Single out each line with the word "this" and copy it.

────────────────────────────────────────

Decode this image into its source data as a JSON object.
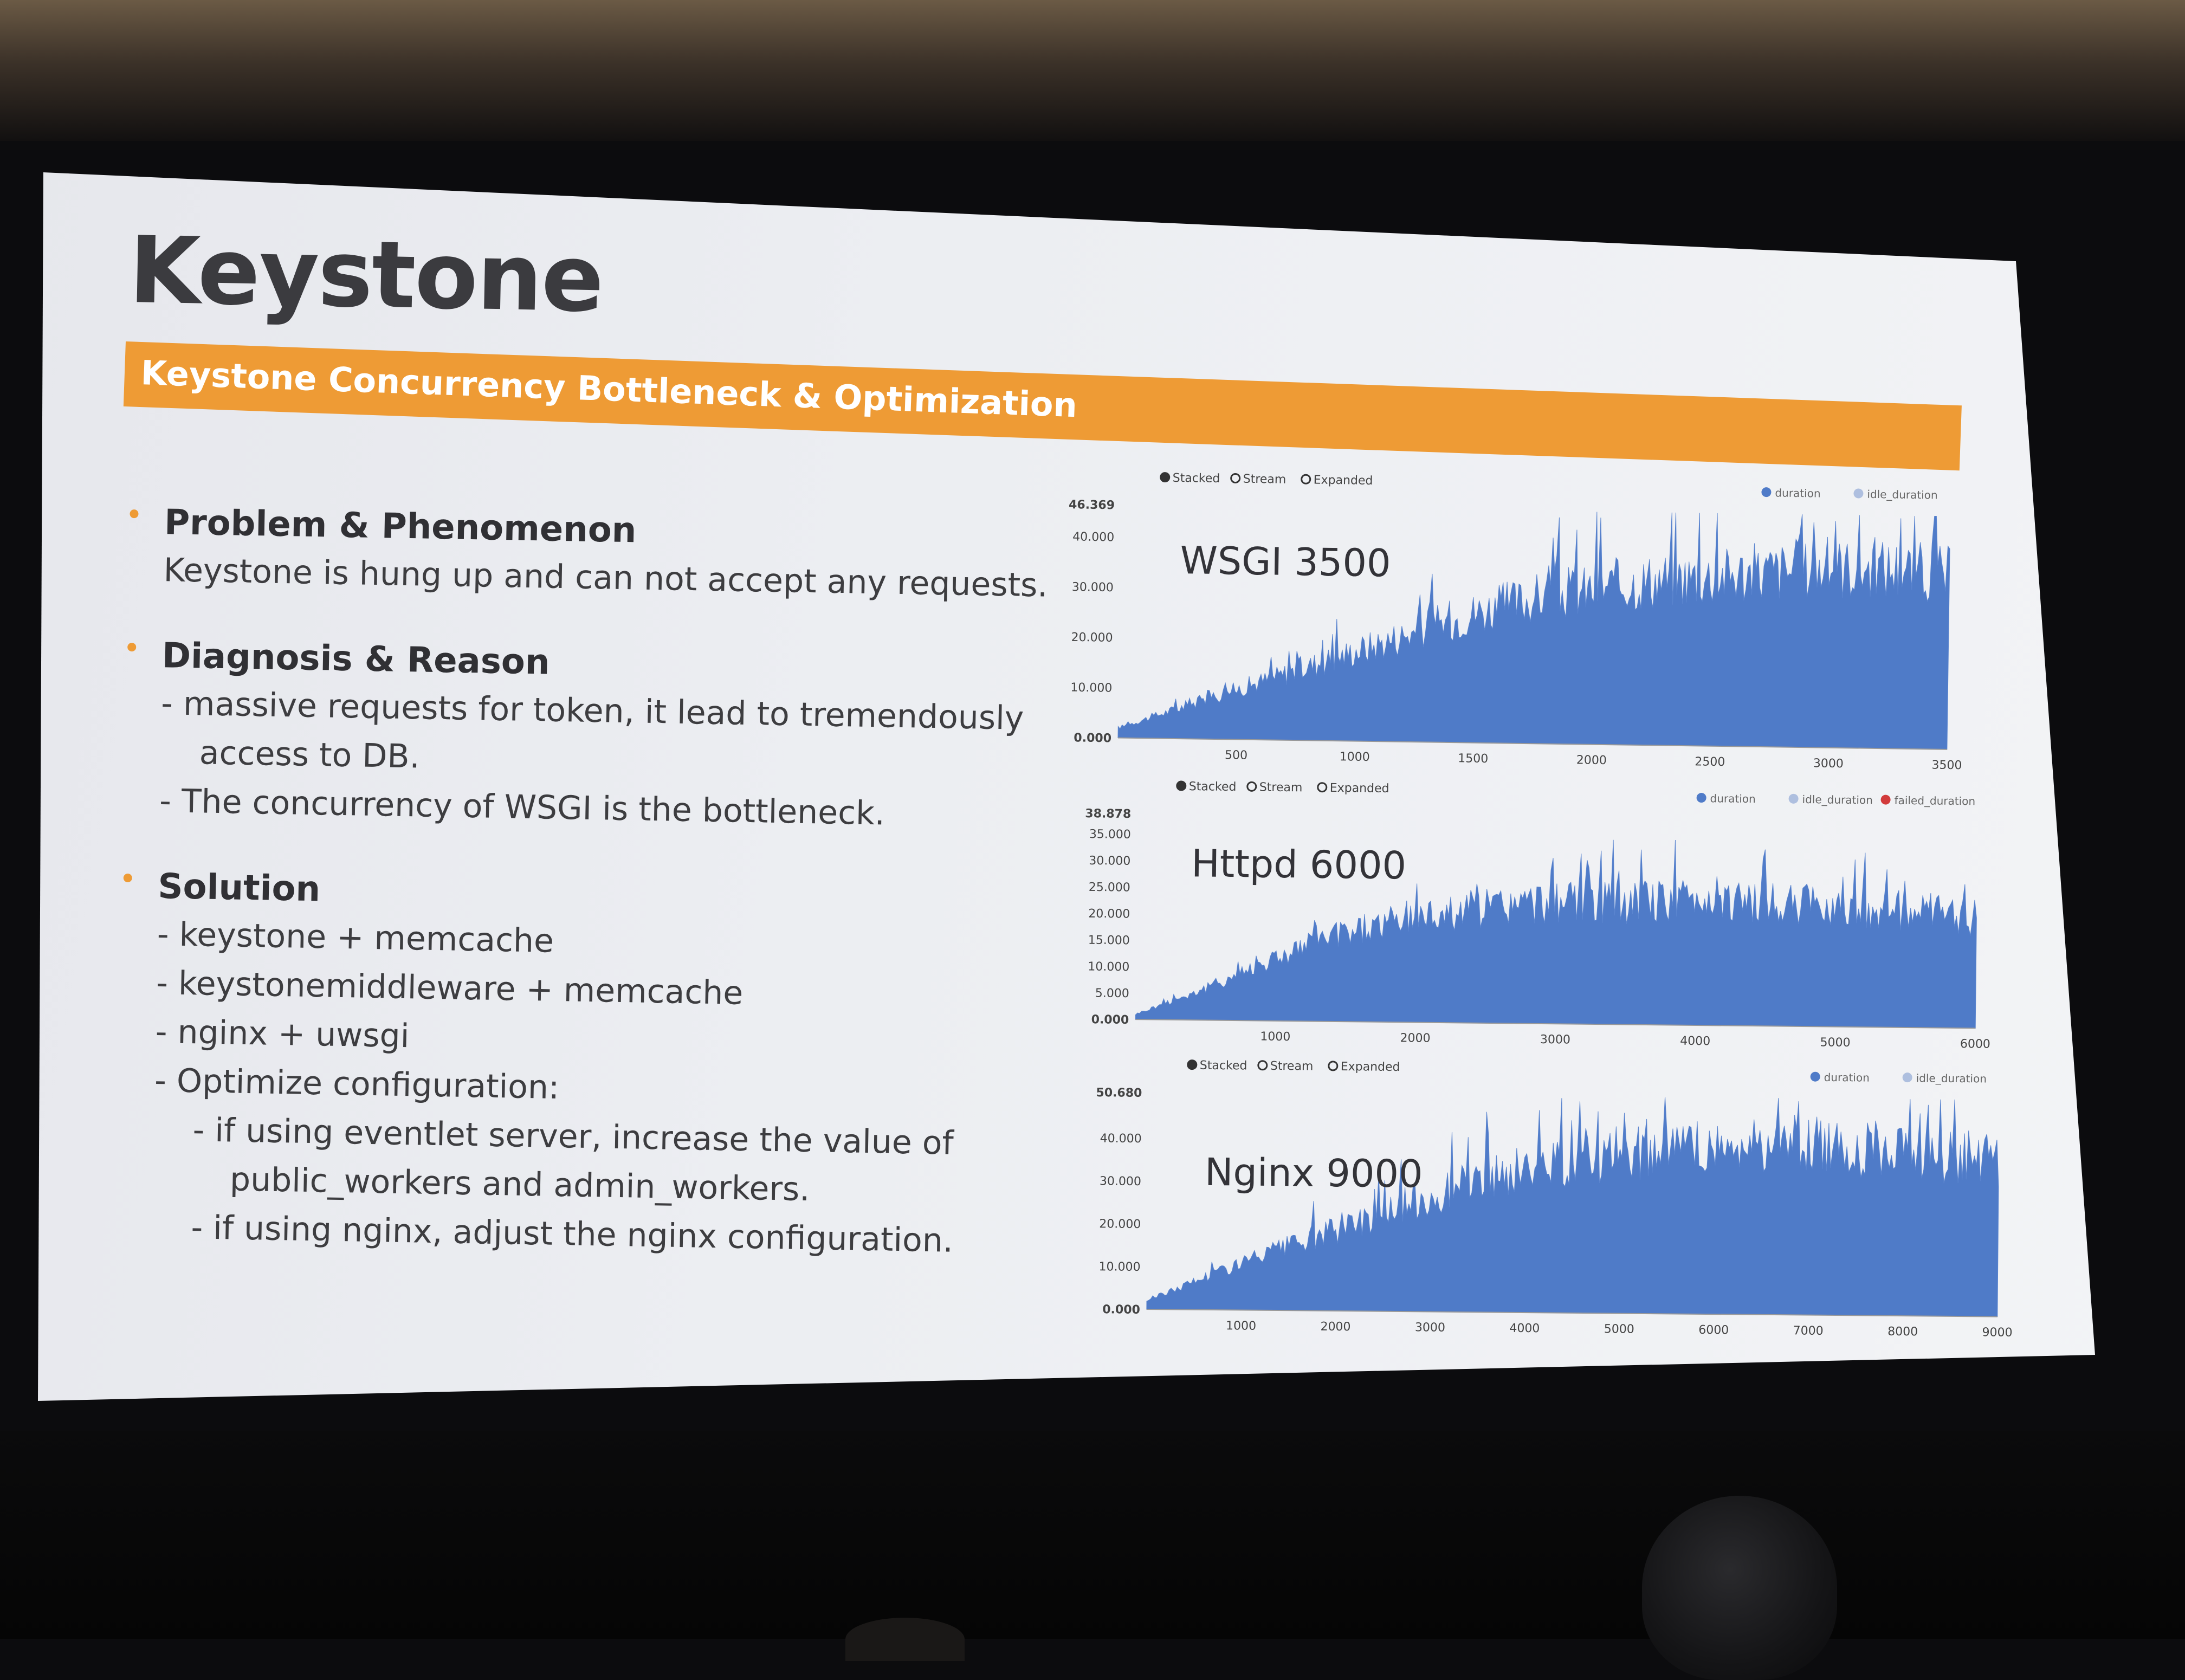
{
  "slide": {
    "title": "Keystone",
    "banner": "Keystone Concurrency Bottleneck & Optimization",
    "sections": [
      {
        "heading": "Problem & Phenomenon",
        "lines": [
          "Keystone is hung up and can not accept any requests."
        ]
      },
      {
        "heading": "Diagnosis & Reason",
        "lines": [
          "- massive requests for token, it lead to  tremendously",
          "access to DB.",
          "- The concurrency of WSGI is the bottleneck."
        ]
      },
      {
        "heading": "Solution",
        "lines": [
          "- keystone + memcache",
          "- keystonemiddleware + memcache",
          "- nginx + uwsgi",
          "- Optimize configuration:",
          "- if using eventlet server, increase the value of",
          "public_workers and admin_workers.",
          "- if using nginx,  adjust the nginx configuration."
        ]
      }
    ]
  },
  "colors": {
    "accent": "#ee9b35",
    "series_fill": "#4f7bc8",
    "series_fill_light": "#aebfdf",
    "failed": "#d23b3b"
  },
  "chart_data": [
    {
      "type": "area",
      "label": "WSGI 3500",
      "controls": [
        "Stacked",
        "Stream",
        "Expanded"
      ],
      "legend": [
        "duration",
        "idle_duration"
      ],
      "y_ticks": [
        "0.000",
        "10.000",
        "20.000",
        "30.000",
        "40.000",
        "46.369"
      ],
      "x_ticks": [
        "500",
        "1000",
        "1500",
        "2000",
        "2500",
        "3000",
        "3500"
      ],
      "xlim": [
        0,
        3500
      ],
      "ylim": [
        0,
        46.369
      ],
      "series": [
        {
          "name": "duration",
          "x": [
            0,
            250,
            500,
            750,
            1000,
            1250,
            1500,
            1750,
            2000,
            2250,
            2500,
            2750,
            3000,
            3250,
            3500
          ],
          "values": [
            2,
            6,
            10,
            14,
            18,
            22,
            26,
            29,
            31,
            33,
            34,
            35,
            36,
            36,
            35
          ]
        }
      ]
    },
    {
      "type": "area",
      "label": "Httpd 6000",
      "controls": [
        "Stacked",
        "Stream",
        "Expanded"
      ],
      "legend": [
        "duration",
        "idle_duration",
        "failed_duration"
      ],
      "y_ticks": [
        "0.000",
        "5.000",
        "10.000",
        "15.000",
        "20.000",
        "25.000",
        "30.000",
        "35.000",
        "38.878"
      ],
      "x_ticks": [
        "1000",
        "2000",
        "3000",
        "4000",
        "5000",
        "6000"
      ],
      "xlim": [
        0,
        6000
      ],
      "ylim": [
        0,
        38.878
      ],
      "series": [
        {
          "name": "duration",
          "x": [
            0,
            500,
            1000,
            1500,
            2000,
            2500,
            3000,
            3500,
            4000,
            4500,
            5000,
            5500,
            6000
          ],
          "values": [
            1,
            6,
            12,
            17,
            20,
            22,
            23,
            23,
            24,
            23,
            23,
            22,
            21
          ]
        }
      ]
    },
    {
      "type": "area",
      "label": "Nginx 9000",
      "controls": [
        "Stacked",
        "Stream",
        "Expanded"
      ],
      "legend": [
        "duration",
        "idle_duration"
      ],
      "y_ticks": [
        "0.000",
        "10.000",
        "20.000",
        "30.000",
        "40.000",
        "50.680"
      ],
      "x_ticks": [
        "1000",
        "2000",
        "3000",
        "4000",
        "5000",
        "6000",
        "7000",
        "8000",
        "9000"
      ],
      "xlim": [
        0,
        9000
      ],
      "ylim": [
        0,
        50.68
      ],
      "series": [
        {
          "name": "duration",
          "x": [
            0,
            750,
            1500,
            2250,
            3000,
            3750,
            4500,
            5250,
            6000,
            6750,
            7500,
            8250,
            9000
          ],
          "values": [
            2,
            9,
            15,
            21,
            27,
            32,
            36,
            38,
            39,
            40,
            39,
            38,
            36
          ]
        }
      ]
    }
  ]
}
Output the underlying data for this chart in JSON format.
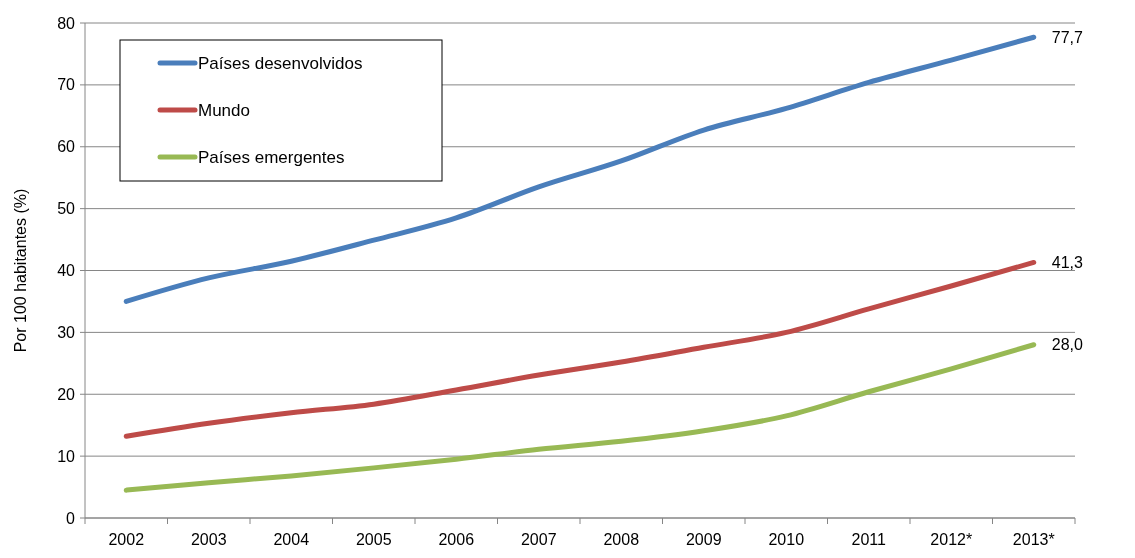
{
  "chart_data": {
    "type": "line",
    "ylabel": "Por 100 habitantes (%)",
    "categories": [
      "2002",
      "2003",
      "2004",
      "2005",
      "2006",
      "2007",
      "2008",
      "2009",
      "2010",
      "2011",
      "2012*",
      "2013*"
    ],
    "series": [
      {
        "name": "Países desenvolvidos",
        "color": "#4a7ebb",
        "values": [
          35.0,
          38.8,
          41.5,
          44.9,
          48.5,
          53.5,
          57.7,
          62.7,
          66.2,
          70.4,
          74.0,
          77.7
        ],
        "value_labels": [
          null,
          null,
          null,
          null,
          null,
          null,
          null,
          null,
          null,
          null,
          null,
          "77,7"
        ]
      },
      {
        "name": "Mundo",
        "color": "#be4b48",
        "values": [
          13.2,
          15.3,
          17.0,
          18.4,
          20.7,
          23.1,
          25.2,
          27.6,
          30.0,
          33.8,
          37.5,
          41.3
        ],
        "value_labels": [
          null,
          null,
          null,
          null,
          null,
          null,
          null,
          null,
          null,
          null,
          null,
          "41,3"
        ]
      },
      {
        "name": "Países emergentes",
        "color": "#98b954",
        "values": [
          4.5,
          5.7,
          6.8,
          8.1,
          9.5,
          11.1,
          12.4,
          14.1,
          16.5,
          20.4,
          24.1,
          28.0
        ],
        "value_labels": [
          null,
          null,
          null,
          null,
          null,
          null,
          null,
          null,
          null,
          null,
          null,
          "28,0"
        ]
      }
    ],
    "ylim": [
      0,
      80
    ],
    "yticks": [
      0,
      10,
      20,
      30,
      40,
      50,
      60,
      70,
      80
    ],
    "grid": "y",
    "legend": "top left",
    "marker": "none",
    "line_style": "solid"
  }
}
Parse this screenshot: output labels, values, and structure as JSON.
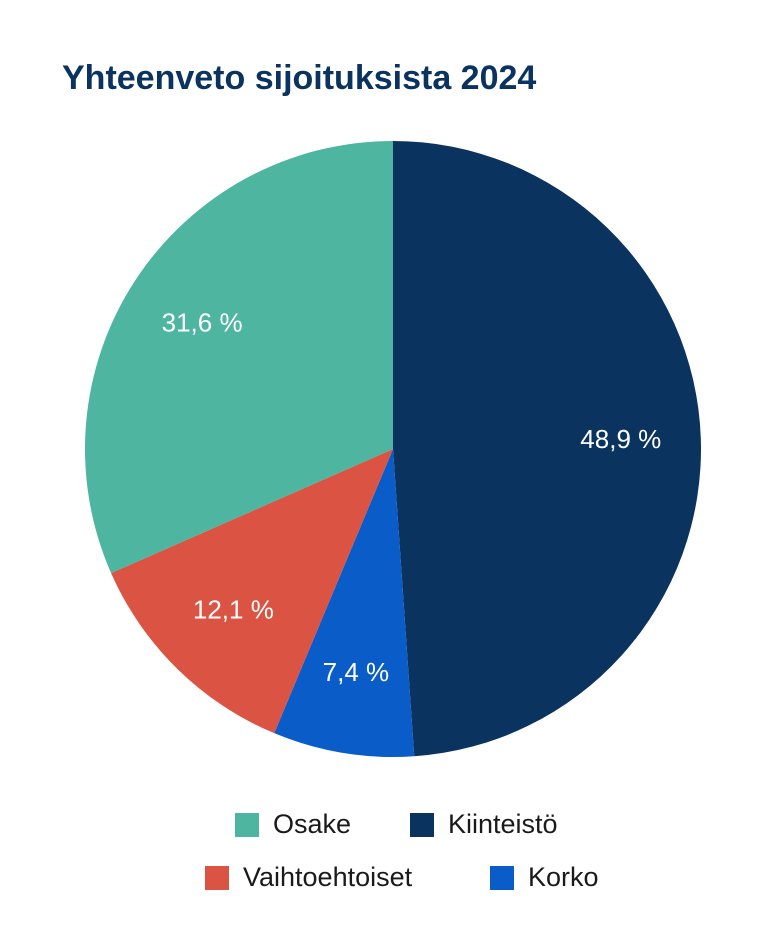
{
  "chart_data": {
    "type": "pie",
    "title": "Yhteenveto sijoituksista 2024",
    "categories": [
      "Kiinteistö",
      "Korko",
      "Vaihtoehtoiset",
      "Osake"
    ],
    "values": [
      48.9,
      7.4,
      12.1,
      31.6
    ],
    "value_labels": [
      "48,9 %",
      "7,4 %",
      "12,1 %",
      "31,6 %"
    ],
    "colors": [
      "#0a3360",
      "#0a5cc9",
      "#db5343",
      "#4db5a0"
    ]
  }
}
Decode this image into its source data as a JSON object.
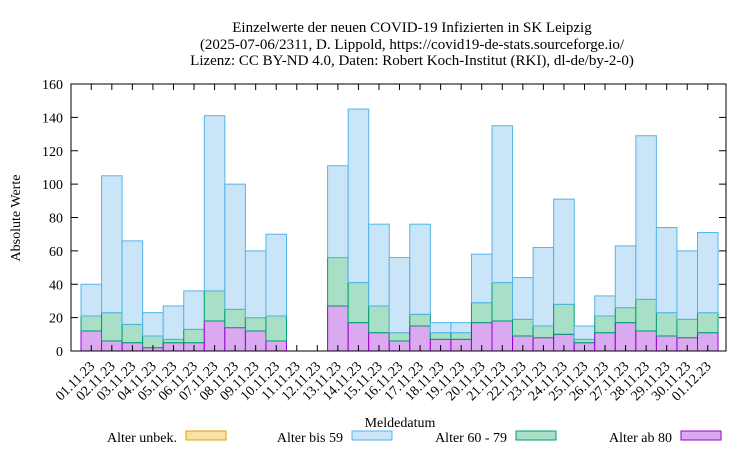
{
  "chart_data": {
    "type": "bar",
    "stacked": true,
    "title_lines": [
      "Einzelwerte der neuen COVID-19 Infizierten in SK Leipzig",
      "(2025-07-06/2311, D. Lippold, https://covid19-de-stats.sourceforge.io/",
      "Lizenz: CC BY-ND 4.0, Daten: Robert Koch-Institut (RKI), dl-de/by-2-0)"
    ],
    "xlabel": "Meldedatum",
    "ylabel": "Absolute Werte",
    "ylim": [
      0,
      160
    ],
    "yticks": [
      0,
      20,
      40,
      60,
      80,
      100,
      120,
      140,
      160
    ],
    "grid": false,
    "legend_position": "bottom",
    "categories": [
      "01.11.23",
      "02.11.23",
      "03.11.23",
      "04.11.23",
      "05.11.23",
      "06.11.23",
      "07.11.23",
      "08.11.23",
      "09.11.23",
      "10.11.23",
      "11.11.23",
      "12.11.23",
      "13.11.23",
      "14.11.23",
      "15.11.23",
      "16.11.23",
      "17.11.23",
      "18.11.23",
      "19.11.23",
      "20.11.23",
      "21.11.23",
      "22.11.23",
      "23.11.23",
      "24.11.23",
      "25.11.23",
      "26.11.23",
      "27.11.23",
      "28.11.23",
      "29.11.23",
      "30.11.23",
      "01.12.23"
    ],
    "series": [
      {
        "name": "Alter ab 80",
        "color": "#dba9f0",
        "stroke": "#9400d3",
        "values": [
          12,
          6,
          5,
          2,
          5,
          5,
          18,
          14,
          12,
          6,
          0,
          0,
          27,
          17,
          11,
          6,
          15,
          7,
          7,
          17,
          18,
          9,
          8,
          10,
          5,
          11,
          17,
          12,
          9,
          8,
          11
        ]
      },
      {
        "name": "Alter 60 - 79",
        "color": "#a8dfc6",
        "stroke": "#009e73",
        "values": [
          9,
          17,
          11,
          7,
          2,
          8,
          18,
          11,
          8,
          15,
          0,
          0,
          29,
          24,
          16,
          5,
          7,
          4,
          4,
          12,
          23,
          10,
          7,
          18,
          2,
          10,
          9,
          19,
          14,
          11,
          12
        ]
      },
      {
        "name": "Alter bis 59",
        "color": "#cae5f7",
        "stroke": "#56b4e9",
        "values": [
          19,
          82,
          50,
          14,
          20,
          23,
          105,
          75,
          40,
          49,
          0,
          0,
          55,
          104,
          49,
          45,
          54,
          6,
          6,
          29,
          94,
          25,
          47,
          63,
          8,
          12,
          37,
          98,
          51,
          41,
          48
        ]
      },
      {
        "name": "Alter unbek.",
        "color": "#fbe0a6",
        "stroke": "#e69f00",
        "values": [
          0,
          0,
          0,
          0,
          0,
          0,
          0,
          0,
          0,
          0,
          0,
          0,
          0,
          0,
          0,
          0,
          0,
          0,
          0,
          0,
          0,
          0,
          0,
          0,
          0,
          0,
          0,
          0,
          0,
          0,
          0
        ]
      }
    ],
    "legend_order": [
      "Alter unbek.",
      "Alter bis 59",
      "Alter 60 - 79",
      "Alter ab 80"
    ]
  }
}
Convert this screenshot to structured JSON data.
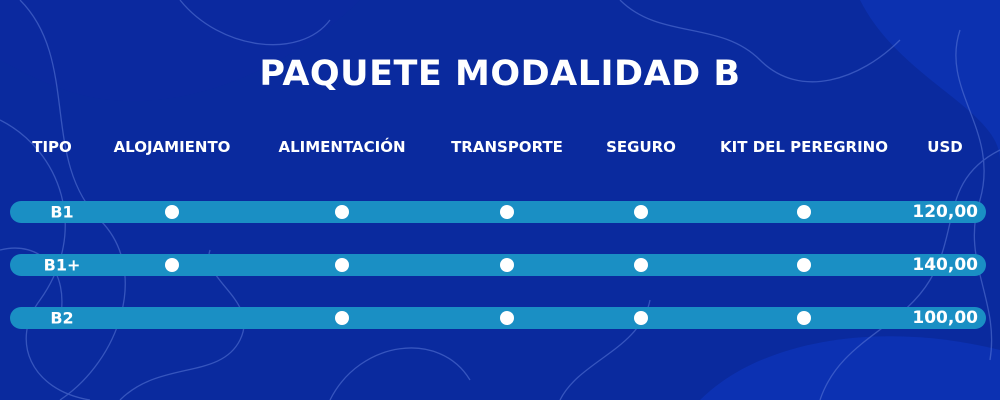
{
  "title": "PAQUETE MODALIDAD B",
  "colors": {
    "background": "#0a2a9e",
    "row_bar": "#1a8fc4",
    "text": "#ffffff"
  },
  "columns": [
    "TIPO",
    "ALOJAMIENTO",
    "ALIMENTACIÓN",
    "TRANSPORTE",
    "SEGURO",
    "KIT DEL PEREGRINO",
    "USD"
  ],
  "rows": [
    {
      "tipo": "B1",
      "alojamiento": true,
      "alimentacion": true,
      "transporte": true,
      "seguro": true,
      "kit": true,
      "usd": "120,00"
    },
    {
      "tipo": "B1+",
      "alojamiento": true,
      "alimentacion": true,
      "transporte": true,
      "seguro": true,
      "kit": true,
      "usd": "140,00"
    },
    {
      "tipo": "B2",
      "alojamiento": false,
      "alimentacion": true,
      "transporte": true,
      "seguro": true,
      "kit": true,
      "usd": "100,00"
    }
  ]
}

────────────────────────────────────────

**Answer to the problem**
Decode this image into its source data as a JSON object.
Output the underlying data for this chart in JSON format.
Parse this screenshot: output labels, values, and structure as JSON.
Decode this image into its source data as a JSON object.
Convert this screenshot to structured JSON data.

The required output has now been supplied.